- **EXERCISE A**
According to the Google Glass text, what is the greatest shortcoming of Google Glass?
- **EXERCISE B**
Pick up the Google Glass text after its final sentence and continue writing it.

The Major Shortcoming of Google Glass

So far I've only written about the opportunities for Glass. Everything I've written has been overwhelmingly positive. But Google Glass has many shortcomings.

The greatest shortcoming is the lack of a significant UI that the user can actively engage with. The point of Glass is to make the technology go away, not put it in your face (no pun intended). Unlike PCs, tablets, and smartphones, Glass is intended to be as close to invisible as possible. Thus, it's much more difficult to provide complex user input signals.

For the 1.0 launch, Glass will recognize the following input methods. It is unclear if and how developers will have access to some of the input methods, but the hardware can recognize:

1. Taps/swipes on the side of Glass

2. Audio/Voice

3. Image/Picture

4. Video

5. Accelerometer

Unfortunately, none of these input mechanisms are particularly useful for detailed, powerful user interaction. Voice does provide some granularity, but the more complicated the voice command, the more NLP required. NLP technologies are still in their infancy.

Google has said that there will be iOs and Android SDKs to go along with Glass. Based on my conversations with Google's employees yesterday at SXSW Interactive, I don't think these SDKs will be ready to go on day 1. Thus, people won't be able to use smartphones as a remote control for Glass on day 1. Given that Glass already accepts taps and swipes on the side panel, it would be nice to accept those same inputs via smartphone as a complementary UI mechanism.

Perhaps the most obvious form of granular control with Glass is pointing with the human finger. This would require the camera to be on, significant processing power, and sophisticated video/image-recognition algorithms. I sincerely doubt Google will have these APIs ready to go on day 1, if ever. Perhaps 3rd party developers will develop such algorithms and make them available to other developers via APIs.

I think Google knows the UI opportunities of Glass are limited. And they also see a proliferation in new UI mechanisms - see the Leap Motion Controller and the MYO Armband as examples. I find the MYO Armband + Glass to be a phenomenally compelling combination. Unlike the Leap Motion Controller, the MYO Armband maintains one of the key characteristics of Glass - hands free. You could initiate or stop the camera by simply rubbing your fingers together correctly. You could snap a picture anytime you clap your hands or snap your fingers. You initiate a live stream without even taking your hand out of your pocket. You could manipulate the camera imagery by waving your hands and fingers in the air.

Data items
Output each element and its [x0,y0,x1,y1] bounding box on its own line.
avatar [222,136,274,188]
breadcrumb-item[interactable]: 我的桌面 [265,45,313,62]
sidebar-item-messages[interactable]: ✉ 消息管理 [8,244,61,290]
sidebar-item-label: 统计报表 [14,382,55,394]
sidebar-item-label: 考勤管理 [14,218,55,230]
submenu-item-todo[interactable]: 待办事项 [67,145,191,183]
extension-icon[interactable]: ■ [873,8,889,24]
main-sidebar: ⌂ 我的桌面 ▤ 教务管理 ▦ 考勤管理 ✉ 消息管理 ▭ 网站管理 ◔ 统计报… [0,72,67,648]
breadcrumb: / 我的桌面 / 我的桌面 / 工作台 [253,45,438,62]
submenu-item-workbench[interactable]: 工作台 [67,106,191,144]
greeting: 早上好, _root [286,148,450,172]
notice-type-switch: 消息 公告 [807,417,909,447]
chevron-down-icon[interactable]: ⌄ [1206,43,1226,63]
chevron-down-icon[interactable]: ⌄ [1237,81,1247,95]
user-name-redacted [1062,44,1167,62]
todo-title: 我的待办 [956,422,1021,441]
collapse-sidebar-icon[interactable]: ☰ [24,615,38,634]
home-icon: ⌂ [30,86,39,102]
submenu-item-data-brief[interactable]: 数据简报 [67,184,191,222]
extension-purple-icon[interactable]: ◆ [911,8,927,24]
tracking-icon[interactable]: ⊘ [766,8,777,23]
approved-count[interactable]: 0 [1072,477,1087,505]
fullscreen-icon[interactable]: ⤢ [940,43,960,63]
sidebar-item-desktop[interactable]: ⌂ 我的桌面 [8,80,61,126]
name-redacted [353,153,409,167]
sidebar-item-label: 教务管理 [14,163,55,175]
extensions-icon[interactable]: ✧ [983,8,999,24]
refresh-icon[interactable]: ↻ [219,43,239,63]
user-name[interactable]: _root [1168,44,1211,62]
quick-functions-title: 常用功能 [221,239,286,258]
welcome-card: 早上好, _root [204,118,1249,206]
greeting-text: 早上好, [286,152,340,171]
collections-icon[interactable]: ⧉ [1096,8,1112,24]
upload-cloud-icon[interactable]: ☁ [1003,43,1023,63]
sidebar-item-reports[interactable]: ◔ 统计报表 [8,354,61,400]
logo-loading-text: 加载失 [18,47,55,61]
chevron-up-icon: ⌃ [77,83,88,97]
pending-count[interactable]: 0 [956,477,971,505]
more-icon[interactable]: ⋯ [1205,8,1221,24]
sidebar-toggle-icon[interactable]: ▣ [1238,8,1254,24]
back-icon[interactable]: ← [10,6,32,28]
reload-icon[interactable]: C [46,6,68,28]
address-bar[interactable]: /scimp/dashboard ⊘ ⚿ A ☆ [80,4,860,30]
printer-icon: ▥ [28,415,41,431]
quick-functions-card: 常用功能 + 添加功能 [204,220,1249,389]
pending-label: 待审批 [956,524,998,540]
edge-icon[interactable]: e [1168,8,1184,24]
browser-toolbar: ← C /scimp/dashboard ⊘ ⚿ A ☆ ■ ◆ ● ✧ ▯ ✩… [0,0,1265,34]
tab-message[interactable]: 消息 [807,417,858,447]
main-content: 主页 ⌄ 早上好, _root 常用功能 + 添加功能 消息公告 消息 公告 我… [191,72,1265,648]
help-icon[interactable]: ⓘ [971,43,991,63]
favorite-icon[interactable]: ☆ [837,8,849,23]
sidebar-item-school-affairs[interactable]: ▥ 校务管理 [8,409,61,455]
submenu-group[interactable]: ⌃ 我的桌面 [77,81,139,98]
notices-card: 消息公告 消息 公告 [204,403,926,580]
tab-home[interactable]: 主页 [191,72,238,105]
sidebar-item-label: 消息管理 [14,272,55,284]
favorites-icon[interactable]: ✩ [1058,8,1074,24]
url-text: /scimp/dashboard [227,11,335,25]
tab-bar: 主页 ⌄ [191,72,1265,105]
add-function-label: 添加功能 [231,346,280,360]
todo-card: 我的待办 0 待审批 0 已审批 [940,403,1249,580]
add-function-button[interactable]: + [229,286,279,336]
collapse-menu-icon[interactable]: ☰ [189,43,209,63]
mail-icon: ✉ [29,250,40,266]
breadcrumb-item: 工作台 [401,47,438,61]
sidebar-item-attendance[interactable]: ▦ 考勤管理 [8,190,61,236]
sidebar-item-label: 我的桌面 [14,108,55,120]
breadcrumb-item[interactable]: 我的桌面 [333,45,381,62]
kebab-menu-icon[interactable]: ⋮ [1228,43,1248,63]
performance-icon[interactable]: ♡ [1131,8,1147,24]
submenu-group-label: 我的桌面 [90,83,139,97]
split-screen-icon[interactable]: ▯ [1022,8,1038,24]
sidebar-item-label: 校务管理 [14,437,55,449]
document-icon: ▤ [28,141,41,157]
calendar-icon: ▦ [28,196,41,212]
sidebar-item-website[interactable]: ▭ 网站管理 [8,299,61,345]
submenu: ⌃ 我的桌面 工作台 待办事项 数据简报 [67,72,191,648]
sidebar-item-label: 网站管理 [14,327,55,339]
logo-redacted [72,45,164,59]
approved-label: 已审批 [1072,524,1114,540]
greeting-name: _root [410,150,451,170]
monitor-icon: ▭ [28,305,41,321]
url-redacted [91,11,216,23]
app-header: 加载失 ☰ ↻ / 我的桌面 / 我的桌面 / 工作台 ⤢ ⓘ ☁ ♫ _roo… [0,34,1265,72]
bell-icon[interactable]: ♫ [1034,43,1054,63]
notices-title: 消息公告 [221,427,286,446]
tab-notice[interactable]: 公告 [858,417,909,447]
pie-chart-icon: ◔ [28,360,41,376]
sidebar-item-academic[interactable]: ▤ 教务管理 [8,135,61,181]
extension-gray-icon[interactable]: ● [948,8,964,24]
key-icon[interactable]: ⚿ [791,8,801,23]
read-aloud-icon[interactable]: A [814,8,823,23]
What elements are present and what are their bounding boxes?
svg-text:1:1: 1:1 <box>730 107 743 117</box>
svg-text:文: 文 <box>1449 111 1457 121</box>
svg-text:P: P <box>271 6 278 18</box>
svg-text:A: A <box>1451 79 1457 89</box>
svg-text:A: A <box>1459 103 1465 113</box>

- **EXPECTED ANSWER A**
The lack of a significant UI that the user can actively engage with.

- **EXPECTED ANSWER B**
Vitamins and Pain Pills

Every company attempts to solve a problem. Some problems cause enormous pain. Others do not. For the problem-ridden customer, the product is either a vitamin or pain pill. Unfortunately, many entrepreneurial companies are vitamins, not pain pills.

In my experience in talking with a few hundred people about Glass at SXSW 2013, the immediate application opportunities people think of are vitamins. For example, ChatRoullete for Glass, driving with Glass, finding strangers in a crowd with Glass. Unfortunately, 99% of the ideas people have for Glass are vitamins. And that's true not because the ideas are bad ideas, but because of the nature of Glass itself.

The #1 sales challenge for any application developer that wants to write on the Glass platform is the cost of Glass itself, $1500, especially given that everyone already has iPhones and Androids in their pockets. In order for a Glass application to be successful, the application needs to be a pain pill, not a Vitamin.

As Glass becomes more popular, more novel vitamin applications will spring up. But in the first year the device is on the market, the only successful applications will be those that solve a big problem that iPhones and Androids cannot. I will venture to guess that at least 90% of the successful Glass apps in Glass's first year of availability will be commercial applications. Companies will pay to make their employees more effective and efficient at their jobs.

Glass Developers: please, ignore the silly consumer applications. If you want to do anything on that platform, write something that companies will pay for. In the first year Glass is on the market, consumers won't.